• **閱讀文段**:
【摘要】在中國近代中西文明碰撞和社會變革的過程中,如何吸收西方文明成果、避免資本主義弊端、使中國走向社會主義,是清末民初思想精英探索中國出路的主旋律。作為這股思潮的先驅人物,康有為在西方進化論的催化下,激活了“軸心期”的大同理想,并以“文化再解釋”的方式對古代的“大同”“小康”進行創造性的詮釋,使大同理想、進化論和社會主義相互交融,使優秀傳統文化獲得新生。這種文化重組的模式后來被提煉為“古為今用”“洋為中用”的原則,為建設中國特色社會主義文化提供了豐富的傳統資源。
文獻標識碼:A
文章編號:1000-7660(2015)05-0107-05
本文系教育部哲學社會科學重大課題攻關項目“中國優秀傳統文化的當代價值研究”(12JZD003)的階段性成果。
作者簡介:王四達,福建泉州人,哲學博士,(泉州362021)華僑大學公共管理學院教授,(廣州510275)中山大學文化研究所特約研究員;董四代,河北蠡縣人,(泉州362000)泉州信息工程學院教授。
“文化再解釋”是文化學中的重要概念,是指把一個或一組文化元素放在新的文化背景或體系中做出新的解釋,從而或多或少地改變了該文化元素的本來含義。通過這樣的再解釋,該文化元素便比較容易地被融入新的文化環境之中,原有的文化元素亦由此煥發出新的生機。在清末民初社會變革和思想變遷的時代背景下,在西方進化論的催化下,康有為激活了傳統的大同理想,并通過“文化再解釋”對古代的“大同”“小康”“三世”進行創造性的詮釋,使大同理想、進化論和社會主義相互交融,使優秀傳統文化獲得新生,成為“古為今用”“洋為中用”的成功范例。“文化再解釋”也逐漸成為中國近現代民族性與現代性結合的一種新模式。

• **條目**:
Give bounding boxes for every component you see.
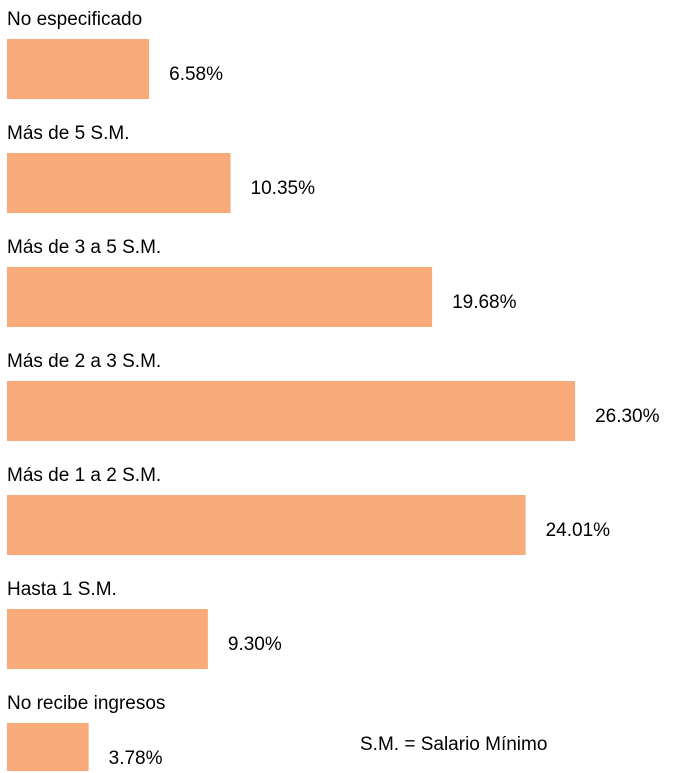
value-label: 19.68% (452, 292, 517, 313)
category-label: Más de 5 S.M. (7, 123, 130, 144)
bar (7, 495, 526, 555)
bar (7, 723, 89, 771)
value-label: 3.78% (109, 748, 163, 769)
category-label: Más de 3 a 5 S.M. (7, 237, 161, 258)
category-label: No recibe ingresos (7, 693, 165, 714)
value-label: 6.58% (169, 64, 223, 85)
annotation: S.M. = Salario Mínimo (360, 734, 547, 755)
category-label: Más de 2 a 3 S.M. (7, 351, 161, 372)
bar (7, 153, 231, 213)
bar (7, 267, 433, 327)
bar (7, 39, 150, 99)
bar (7, 381, 576, 441)
value-label: 26.30% (595, 406, 660, 427)
value-label: 10.35% (251, 178, 316, 199)
value-label: 9.30% (228, 634, 282, 655)
category-label: Hasta 1 S.M. (7, 579, 117, 600)
category-label: No especificado (7, 9, 142, 30)
value-label: 24.01% (546, 520, 611, 541)
bar (7, 609, 208, 669)
category-label: Más de 1 a 2 S.M. (7, 465, 161, 486)
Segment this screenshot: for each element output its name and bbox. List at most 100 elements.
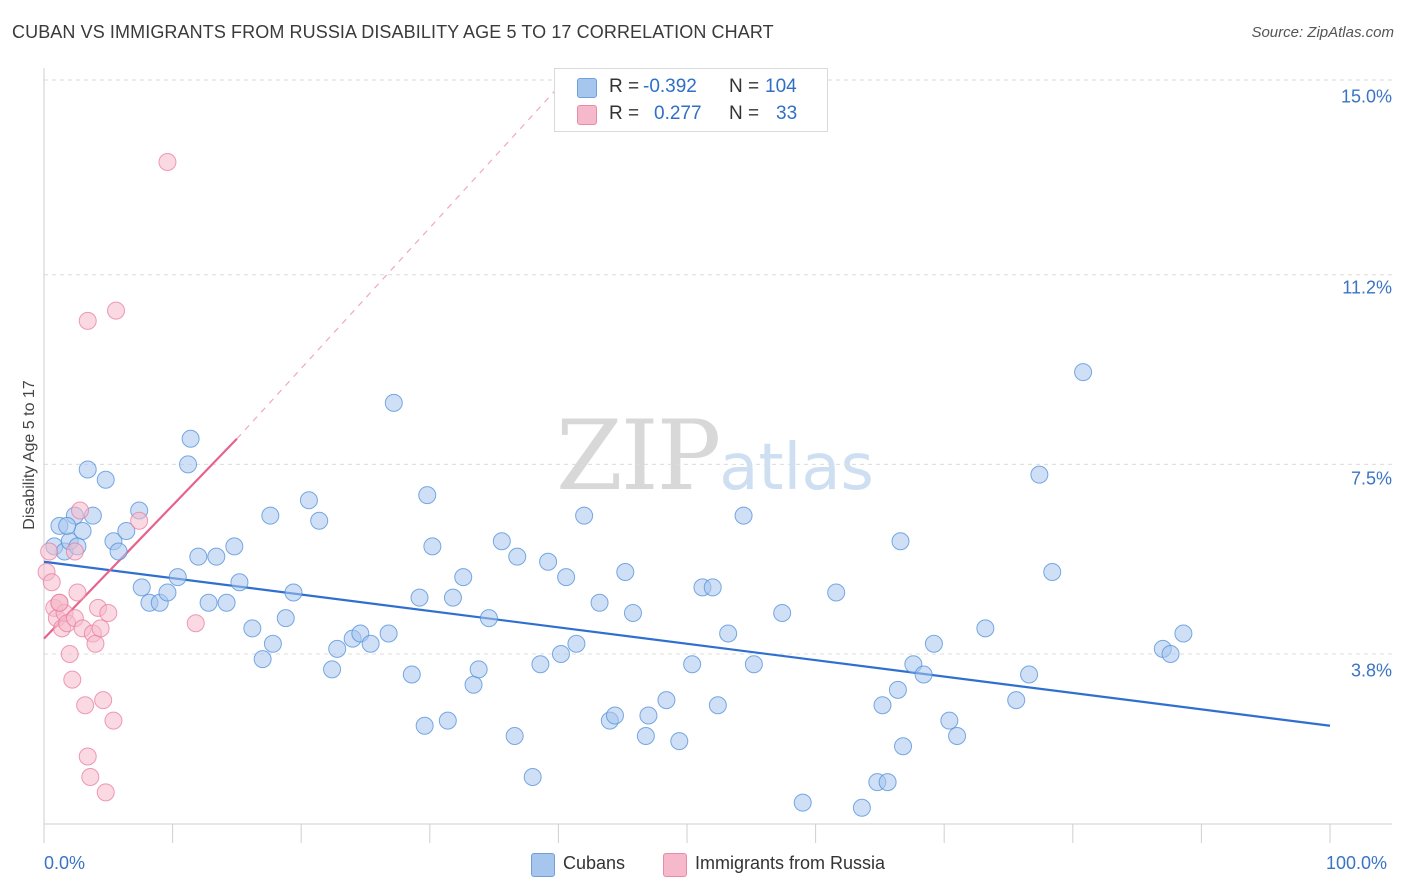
- cuban-point-20: [179, 455, 198, 474]
- legend-r-value: 0.277: [654, 103, 702, 124]
- cuban-point-77: [719, 624, 738, 643]
- cuban-point-99: [1043, 563, 1062, 581]
- cuban-point-26: [225, 537, 244, 556]
- cuban-point-100: [1074, 363, 1093, 382]
- legend-swatch-cubans: [577, 78, 597, 98]
- data-points: [37, 153, 1193, 817]
- cuban-point-47: [423, 537, 442, 556]
- cuban-point-23: [199, 593, 218, 612]
- cuban-point-24: [207, 547, 226, 566]
- cuban-point-68: [623, 604, 642, 622]
- legend-r-value: -0.392: [643, 76, 697, 97]
- russia-point-27: [107, 301, 126, 320]
- cuban-point-76: [708, 696, 727, 715]
- russia-point-21: [91, 619, 110, 638]
- legend-row-cubans: R = -0.392 N = 104: [577, 76, 827, 98]
- cuban-point-48: [438, 711, 457, 730]
- y-tick-15-0: 15.0%: [1340, 86, 1392, 107]
- cuban-point-92: [924, 634, 943, 653]
- cuban-point-60: [551, 645, 570, 663]
- bottom-legend-label-cubans: Cubans: [563, 853, 626, 873]
- russia-point-25: [104, 711, 123, 730]
- chart-source: Source: ZipAtlas.com: [1251, 24, 1394, 41]
- cuban-point-89: [894, 737, 913, 756]
- russia-point-9: [60, 645, 79, 663]
- cuban-point-82: [827, 583, 846, 602]
- russia-point-32: [50, 593, 69, 612]
- russia-point-22: [94, 691, 113, 710]
- cuban-point-94: [948, 727, 967, 745]
- russia-point-29: [158, 153, 177, 171]
- cuban-point-88: [891, 532, 910, 551]
- cuban-point-70: [639, 706, 658, 725]
- cuban-point-12: [109, 542, 128, 561]
- cuban-point-43: [402, 665, 421, 684]
- bottom-legend-label-russia: Immigrants from Russia: [695, 853, 886, 873]
- cuban-point-87: [888, 680, 907, 699]
- cuban-point-45: [415, 716, 434, 735]
- y-axis-label: Disability Age 5 to 17: [21, 380, 38, 530]
- cuban-point-5: [73, 522, 92, 540]
- cuban-point-96: [1007, 691, 1026, 710]
- cuban-point-40: [361, 634, 380, 653]
- cuban-point-66: [605, 706, 624, 725]
- cuban-point-46: [418, 486, 437, 505]
- legend-row-russia: R = 0.277 N = 33: [577, 103, 827, 125]
- cuban-point-34: [299, 491, 318, 510]
- cuban-point-22: [189, 547, 208, 566]
- legend: R = -0.392 N = 104 R = 0.277 N = 33: [554, 68, 828, 132]
- legend-n-value: 33: [776, 103, 798, 124]
- cuban-point-54: [492, 532, 511, 551]
- watermark-atlas: atlas: [719, 431, 874, 505]
- russia-point-16: [78, 747, 97, 766]
- russia-point-31: [65, 542, 84, 561]
- cuban-point-28: [243, 619, 262, 638]
- russia-point-24: [99, 604, 118, 622]
- y-tick-7-5: 7.5%: [1350, 468, 1392, 489]
- cuban-point-13: [117, 522, 136, 540]
- cuban-point-91: [914, 665, 933, 684]
- x-tick-max: 100.0%: [1326, 853, 1388, 873]
- cuban-point-85: [873, 696, 892, 715]
- cuban-point-80: [773, 604, 792, 622]
- russia-point-28: [130, 511, 149, 530]
- trend-lines: [43, 79, 1331, 727]
- x-tick-min: 0.0%: [44, 853, 86, 873]
- cuban-point-37: [328, 639, 347, 658]
- cuban-point-25: [217, 593, 236, 612]
- cuban-point-71: [657, 691, 676, 710]
- legend-n-label: N =: [729, 76, 760, 97]
- cuban-point-44: [410, 588, 429, 607]
- cuban-point-62: [567, 634, 586, 653]
- russia-point-30: [186, 614, 205, 633]
- cuban-point-81: [793, 793, 812, 812]
- russia-point-10: [63, 670, 82, 689]
- cuban-point-73: [683, 655, 702, 674]
- chart-title: CUBAN VS IMMIGRANTS FROM RUSSIA DISABILI…: [12, 22, 774, 42]
- cuban-point-103: [1174, 624, 1193, 643]
- cuban-point-32: [276, 609, 295, 628]
- cuban-point-52: [469, 660, 488, 679]
- cuban-point-19: [168, 568, 187, 587]
- watermark-zip: ZIP: [556, 400, 721, 512]
- watermark: ZIPatlas: [556, 400, 874, 512]
- cuban-point-58: [531, 655, 550, 674]
- cuban-point-69: [636, 727, 655, 745]
- cuban-point-51: [464, 675, 483, 694]
- cuban-point-18: [158, 583, 177, 602]
- cuban-point-31: [263, 634, 282, 653]
- cuban-point-57: [523, 768, 542, 786]
- russia-point-17: [81, 768, 100, 786]
- russia-point-23: [96, 783, 115, 802]
- bottom-legend-swatch-cubans: [531, 853, 555, 877]
- y-tick-11-2: 11.2%: [1342, 277, 1392, 298]
- cuban-point-53: [479, 609, 498, 628]
- cuban-point-29: [253, 650, 272, 669]
- gridlines: [44, 79, 1392, 655]
- cuban-point-14: [132, 578, 151, 597]
- cuban-point-93: [940, 711, 959, 730]
- cuban-point-72: [670, 732, 689, 751]
- russia-point-12: [68, 583, 87, 602]
- cuban-point-10: [96, 470, 115, 489]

• **練習題目**:
**1.** 把閱讀文段中以"“文化再解釋”是文化學中的重要概念"開頭的那一段改寫成條列形式,保留主要事實。
**2.** 依閱讀文段,本文是哪一個項目的階段性成果?
作答時只依據閱讀文段。

• **參考答案**:
**1.**
- "文化再解釋"是文化學的重要概念:把文化元素放在新的文化背景或體系中重新解釋,多少改變其本來含義。
- 經過再解釋,該元素較易融入新的文化環境,並煥發新的生機。
- 清末民初,在西方進化論的催化下,康有為激活傳統大同理想,對"大同""小康""三世"做了創造性詮釋。
- 這使大同理想、進化論和社會主義相互交融,使優秀傳統文化獲得新生,成為"古為今用""洋為中用"的成功範例。
- "文化再解釋"逐漸成為中國近現代民族性與現代性結合的一種新模式。

**2.** 教育部哲學社會科學重大課題攻關項目"中國優秀傳統文化的當代價值研究"(12JZD003)。